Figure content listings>
______________________________

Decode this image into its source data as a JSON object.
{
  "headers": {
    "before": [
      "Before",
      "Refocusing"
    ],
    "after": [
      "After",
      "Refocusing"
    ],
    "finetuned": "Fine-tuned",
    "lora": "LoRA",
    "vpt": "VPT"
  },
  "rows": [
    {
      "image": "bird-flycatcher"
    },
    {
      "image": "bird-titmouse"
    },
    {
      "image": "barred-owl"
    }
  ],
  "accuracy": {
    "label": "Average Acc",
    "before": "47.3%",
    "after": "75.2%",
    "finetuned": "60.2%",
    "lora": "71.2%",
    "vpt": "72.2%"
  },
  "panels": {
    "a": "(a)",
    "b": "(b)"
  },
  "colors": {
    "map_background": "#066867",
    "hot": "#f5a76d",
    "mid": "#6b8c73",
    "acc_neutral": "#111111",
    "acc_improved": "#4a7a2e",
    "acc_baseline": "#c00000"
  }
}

______________________________

SET PROBLEM> Restate every entry word for word.

TASK RESULT>
Decode this image into its source data as a JSON object.
{
  "headers": {
    "before": [
      "Before",
      "Refocusing"
    ],
    "after": [
      "After",
      "Refocusing"
    ],
    "finetuned": "Fine-tuned",
    "lora": "LoRA",
    "vpt": "VPT"
  },
  "rows": [
    {
      "image": "bird-flycatcher"
    },
    {
      "image": "bird-titmouse"
    },
    {
      "image": "barred-owl"
    }
  ],
  "accuracy": {
    "label": "Average Acc",
    "before": "47.3%",
    "after": "75.2%",
    "finetuned": "60.2%",
    "lora": "71.2%",
    "vpt": "72.2%"
  },
  "panels": {
    "a": "(a)",
    "b": "(b)"
  },
  "colors": {
    "map_background": "#066867",
    "hot": "#f5a76d",
    "mid": "#6b8c73",
    "acc_neutral": "#111111",
    "acc_improved": "#4a7a2e",
    "acc_baseline": "#c00000"
  }
}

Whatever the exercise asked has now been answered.